— Start —

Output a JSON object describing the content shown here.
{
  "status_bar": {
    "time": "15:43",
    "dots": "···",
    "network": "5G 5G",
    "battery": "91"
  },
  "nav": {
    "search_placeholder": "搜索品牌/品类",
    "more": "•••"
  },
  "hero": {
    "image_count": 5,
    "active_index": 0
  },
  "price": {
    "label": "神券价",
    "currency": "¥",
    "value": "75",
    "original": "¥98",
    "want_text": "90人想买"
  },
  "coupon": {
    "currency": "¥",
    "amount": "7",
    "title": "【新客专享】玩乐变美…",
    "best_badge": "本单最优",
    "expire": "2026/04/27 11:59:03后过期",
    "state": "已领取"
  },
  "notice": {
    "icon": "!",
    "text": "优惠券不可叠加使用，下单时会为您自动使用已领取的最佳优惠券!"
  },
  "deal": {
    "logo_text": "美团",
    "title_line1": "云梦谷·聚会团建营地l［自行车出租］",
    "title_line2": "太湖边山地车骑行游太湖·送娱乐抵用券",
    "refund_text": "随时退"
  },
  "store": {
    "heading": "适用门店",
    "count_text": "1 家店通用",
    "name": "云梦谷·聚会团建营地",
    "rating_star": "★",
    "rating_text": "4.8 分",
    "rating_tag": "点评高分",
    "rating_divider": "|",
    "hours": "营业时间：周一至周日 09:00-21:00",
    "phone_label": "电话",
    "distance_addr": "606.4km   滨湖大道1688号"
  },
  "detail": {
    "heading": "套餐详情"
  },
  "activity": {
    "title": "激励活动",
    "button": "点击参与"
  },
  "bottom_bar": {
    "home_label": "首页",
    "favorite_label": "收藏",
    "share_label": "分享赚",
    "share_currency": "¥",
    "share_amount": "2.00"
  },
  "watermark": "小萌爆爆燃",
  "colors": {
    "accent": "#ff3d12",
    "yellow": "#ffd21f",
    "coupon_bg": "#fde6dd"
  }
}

— End —

● **Work to complete**
From the data above, extract every line in its exact form.

● **Written answer**
Output a JSON object describing the content shown here.
{
  "status_bar": {
    "time": "15:43",
    "dots": "···",
    "network": "5G 5G",
    "battery": "91"
  },
  "nav": {
    "search_placeholder": "搜索品牌/品类",
    "more": "•••"
  },
  "hero": {
    "image_count": 5,
    "active_index": 0
  },
  "price": {
    "label": "神券价",
    "currency": "¥",
    "value": "75",
    "original": "¥98",
    "want_text": "90人想买"
  },
  "coupon": {
    "currency": "¥",
    "amount": "7",
    "title": "【新客专享】玩乐变美…",
    "best_badge": "本单最优",
    "expire": "2026/04/27 11:59:03后过期",
    "state": "已领取"
  },
  "notice": {
    "icon": "!",
    "text": "优惠券不可叠加使用，下单时会为您自动使用已领取的最佳优惠券!"
  },
  "deal": {
    "logo_text": "美团",
    "title_line1": "云梦谷·聚会团建营地l［自行车出租］",
    "title_line2": "太湖边山地车骑行游太湖·送娱乐抵用券",
    "refund_text": "随时退"
  },
  "store": {
    "heading": "适用门店",
    "count_text": "1 家店通用",
    "name": "云梦谷·聚会团建营地",
    "rating_star": "★",
    "rating_text": "4.8 分",
    "rating_tag": "点评高分",
    "rating_divider": "|",
    "hours": "营业时间：周一至周日 09:00-21:00",
    "phone_label": "电话",
    "distance_addr": "606.4km   滨湖大道1688号"
  },
  "detail": {
    "heading": "套餐详情"
  },
  "activity": {
    "title": "激励活动",
    "button": "点击参与"
  },
  "bottom_bar": {
    "home_label": "首页",
    "favorite_label": "收藏",
    "share_label": "分享赚",
    "share_currency": "¥",
    "share_amount": "2.00"
  },
  "watermark": "小萌爆爆燃",
  "colors": {
    "accent": "#ff3d12",
    "yellow": "#ffd21f",
    "coupon_bg": "#fde6dd"
  }
}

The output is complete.